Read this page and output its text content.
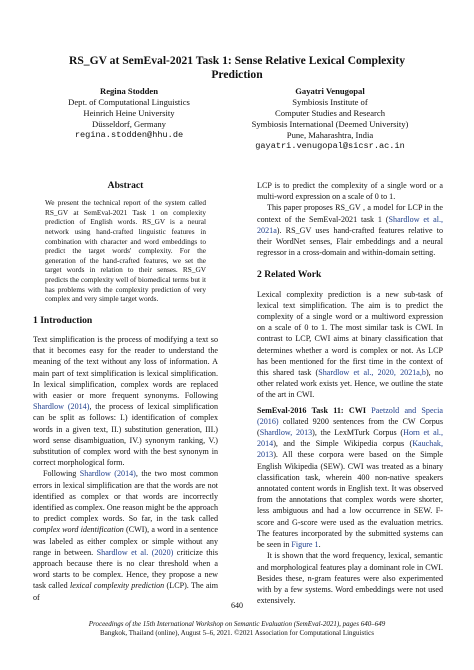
RS_GV at SemEval-2021 Task 1: Sense Relative Lexical Complexity
Prediction
Regina Stodden
Dept. of Computational Linguistics
Heinrich Heine University
Düsseldorf, Germany
regina.stodden@hhu.de
Gayatri Venugopal
Symbiosis Institute of
Computer Studies and Research
Symbiosis International (Deemed University)
Pune, Maharashtra, India
gayatri.venugopal@sicsr.ac.in
Abstract

We present the technical report of the system called RS_GV at SemEval-2021 Task 1 on complexity prediction of English words. RS_GV is a neural network using hand-crafted linguistic features in combination with character and word embeddings to predict the target words' complexity. For the generation of the hand-crafted features, we set the target words in relation to their senses. RS_GV predicts the complexity well of biomedical terms but it has problems with the complexity prediction of very complex and very simple target words.

1 Introduction

Text simplification is the process of modifying a text so that it becomes easy for the reader to understand the meaning of the text without any loss of information. A main part of text simplification is lexical simplification. In lexical simplification, complex words are replaced with easier or more frequent synonyms. Following Shardlow (2014), the process of lexical simplification can be split as follows: I.) identification of complex words in a given text, II.) substitution generation, III.) word sense disambiguation, IV.) synonym ranking, V.) substitution of complex word with the best synonym in correct morphological form.

Following Shardlow (2014), the two most common errors in lexical simplification are that the words are not identified as complex or that words are incorrectly identified as complex. One reason might be the approach to predict complex words. So far, in the task called complex word identification (CWI), a word in a sentence was labeled as either complex or simple without any range in between. Shardlow et al. (2020) criticize this approach because there is no clear threshold when a word starts to be complex. Hence, they propose a new task called lexical complexity prediction (LCP). The aim of

LCP is to predict the complexity of a single word or a multi-word expression on a scale of 0 to 1.

This paper proposes RS_GV , a model for LCP in the context of the SemEval-2021 task 1 (Shardlow et al., 2021a). RS_GV uses hand-crafted features relative to their WordNet senses, Flair embeddings and a neural regressor in a cross-domain and within-domain setting.

2 Related Work

Lexical complexity prediction is a new sub-task of lexical text simplification. The aim is to predict the complexity of a single word or a multiword expression on a scale of 0 to 1. The most similar task is CWI. In contrast to LCP, CWI aims at binary classification that determines whether a word is complex or not. As LCP has been mentioned for the first time in the context of this shared task (Shardlow et al., 2020, 2021a,b), no other related work exists yet. Hence, we outline the state of the art in CWI.

SemEval-2016 Task 11: CWI Paetzold and Specia (2016) collated 9200 sentences from the CW Corpus (Shardlow, 2013), the LexMTurk Corpus (Horn et al., 2014), and the Simple Wikipedia corpus (Kauchak, 2013). All these corpora were based on the Simple English Wikipedia (SEW). CWI was treated as a binary classification task, wherein 400 non-native speakers annotated content words in English text. It was observed from the annotations that complex words were shorter, less ambiguous and had a low occurrence in SEW. F-score and G-score were used as the evaluation metrics. The features incorporated by the submitted systems can be seen in Figure 1.

It is shown that the word frequency, lexical, semantic and morphological features play a dominant role in CWI. Besides these, n-gram features were also experimented with by a few systems. Word embeddings were not used extensively.

640
Proceedings of the 15th International Workshop on Semantic Evaluation (SemEval-2021), pages 640–649
Bangkok, Thailand (online), August 5–6, 2021. ©2021 Association for Computational Linguistics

☆ ☆ ☆

**What is being asked**
Return the listing above in full and without alteration, excluding its pictures.

**In response**
Read this page and output its text content.
RS_GV at SemEval-2021 Task 1: Sense Relative Lexical Complexity
Prediction
Regina Stodden
Dept. of Computational Linguistics
Heinrich Heine University
Düsseldorf, Germany
regina.stodden@hhu.de
Gayatri Venugopal
Symbiosis Institute of
Computer Studies and Research
Symbiosis International (Deemed University)
Pune, Maharashtra, India
gayatri.venugopal@sicsr.ac.in
Abstract

We present the technical report of the system called RS_GV at SemEval-2021 Task 1 on complexity prediction of English words. RS_GV is a neural network using hand-crafted linguistic features in combination with character and word embeddings to predict the target words' complexity. For the generation of the hand-crafted features, we set the target words in relation to their senses. RS_GV predicts the complexity well of biomedical terms but it has problems with the complexity prediction of very complex and very simple target words.

1 Introduction

Text simplification is the process of modifying a text so that it becomes easy for the reader to understand the meaning of the text without any loss of information. A main part of text simplification is lexical simplification. In lexical simplification, complex words are replaced with easier or more frequent synonyms. Following Shardlow (2014), the process of lexical simplification can be split as follows: I.) identification of complex words in a given text, II.) substitution generation, III.) word sense disambiguation, IV.) synonym ranking, V.) substitution of complex word with the best synonym in correct morphological form.

Following Shardlow (2014), the two most common errors in lexical simplification are that the words are not identified as complex or that words are incorrectly identified as complex. One reason might be the approach to predict complex words. So far, in the task called complex word identification (CWI), a word in a sentence was labeled as either complex or simple without any range in between. Shardlow et al. (2020) criticize this approach because there is no clear threshold when a word starts to be complex. Hence, they propose a new task called lexical complexity prediction (LCP). The aim of

LCP is to predict the complexity of a single word or a multi-word expression on a scale of 0 to 1.

This paper proposes RS_GV , a model for LCP in the context of the SemEval-2021 task 1 (Shardlow et al., 2021a). RS_GV uses hand-crafted features relative to their WordNet senses, Flair embeddings and a neural regressor in a cross-domain and within-domain setting.

2 Related Work

Lexical complexity prediction is a new sub-task of lexical text simplification. The aim is to predict the complexity of a single word or a multiword expression on a scale of 0 to 1. The most similar task is CWI. In contrast to LCP, CWI aims at binary classification that determines whether a word is complex or not. As LCP has been mentioned for the first time in the context of this shared task (Shardlow et al., 2020, 2021a,b), no other related work exists yet. Hence, we outline the state of the art in CWI.

SemEval-2016 Task 11: CWI Paetzold and Specia (2016) collated 9200 sentences from the CW Corpus (Shardlow, 2013), the LexMTurk Corpus (Horn et al., 2014), and the Simple Wikipedia corpus (Kauchak, 2013). All these corpora were based on the Simple English Wikipedia (SEW). CWI was treated as a binary classification task, wherein 400 non-native speakers annotated content words in English text. It was observed from the annotations that complex words were shorter, less ambiguous and had a low occurrence in SEW. F-score and G-score were used as the evaluation metrics. The features incorporated by the submitted systems can be seen in Figure 1.

It is shown that the word frequency, lexical, semantic and morphological features play a dominant role in CWI. Besides these, n-gram features were also experimented with by a few systems. Word embeddings were not used extensively.

640
Proceedings of the 15th International Workshop on Semantic Evaluation (SemEval-2021), pages 640–649
Bangkok, Thailand (online), August 5–6, 2021. ©2021 Association for Computational Linguistics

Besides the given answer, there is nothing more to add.